#### WHAT YOU NEED TO DO:
Quote the entries below word for word, line by line, without changing anything.

##### PROVIDED RECORDS

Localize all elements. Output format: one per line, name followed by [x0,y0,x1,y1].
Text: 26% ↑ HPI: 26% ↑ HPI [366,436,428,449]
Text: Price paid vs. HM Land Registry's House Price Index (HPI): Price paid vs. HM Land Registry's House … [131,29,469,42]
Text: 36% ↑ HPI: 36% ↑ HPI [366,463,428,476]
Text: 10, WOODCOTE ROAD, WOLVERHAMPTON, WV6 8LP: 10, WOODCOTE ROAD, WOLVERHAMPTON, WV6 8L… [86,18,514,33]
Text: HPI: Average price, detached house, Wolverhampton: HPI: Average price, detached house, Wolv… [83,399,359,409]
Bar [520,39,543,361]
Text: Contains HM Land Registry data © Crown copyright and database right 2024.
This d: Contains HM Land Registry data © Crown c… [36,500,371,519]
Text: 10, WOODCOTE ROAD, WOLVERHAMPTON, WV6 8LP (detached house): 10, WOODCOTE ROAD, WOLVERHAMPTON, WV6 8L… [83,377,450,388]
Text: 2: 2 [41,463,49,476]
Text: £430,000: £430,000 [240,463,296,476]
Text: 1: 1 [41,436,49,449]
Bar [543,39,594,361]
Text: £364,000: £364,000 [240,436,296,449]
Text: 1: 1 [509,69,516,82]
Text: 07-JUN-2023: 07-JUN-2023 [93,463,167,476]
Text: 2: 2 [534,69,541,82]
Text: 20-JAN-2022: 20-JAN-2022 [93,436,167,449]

##########

#### ANSWER IN FULL:
Localize all elements. Output format: one per line, name followed by [x0,y0,x1,y1].
Text: 26% ↑ HPI: 26% ↑ HPI [366,436,428,449]
Text: Price paid vs. HM Land Registry's House Price Index (HPI): Price paid vs. HM Land Registry's House … [131,29,469,42]
Text: 36% ↑ HPI: 36% ↑ HPI [366,463,428,476]
Text: 10, WOODCOTE ROAD, WOLVERHAMPTON, WV6 8LP: 10, WOODCOTE ROAD, WOLVERHAMPTON, WV6 8L… [86,18,514,33]
Text: HPI: Average price, detached house, Wolverhampton: HPI: Average price, detached house, Wolv… [83,399,359,409]
Bar [520,39,543,361]
Text: Contains HM Land Registry data © Crown copyright and database right 2024.
This d: Contains HM Land Registry data © Crown c… [36,500,371,519]
Text: 10, WOODCOTE ROAD, WOLVERHAMPTON, WV6 8LP (detached house): 10, WOODCOTE ROAD, WOLVERHAMPTON, WV6 8L… [83,377,450,388]
Text: 2: 2 [41,463,49,476]
Text: £430,000: £430,000 [240,463,296,476]
Text: 1: 1 [41,436,49,449]
Bar [543,39,594,361]
Text: £364,000: £364,000 [240,436,296,449]
Text: 1: 1 [509,69,516,82]
Text: 07-JUN-2023: 07-JUN-2023 [93,463,167,476]
Text: 2: 2 [534,69,541,82]
Text: 20-JAN-2022: 20-JAN-2022 [93,436,167,449]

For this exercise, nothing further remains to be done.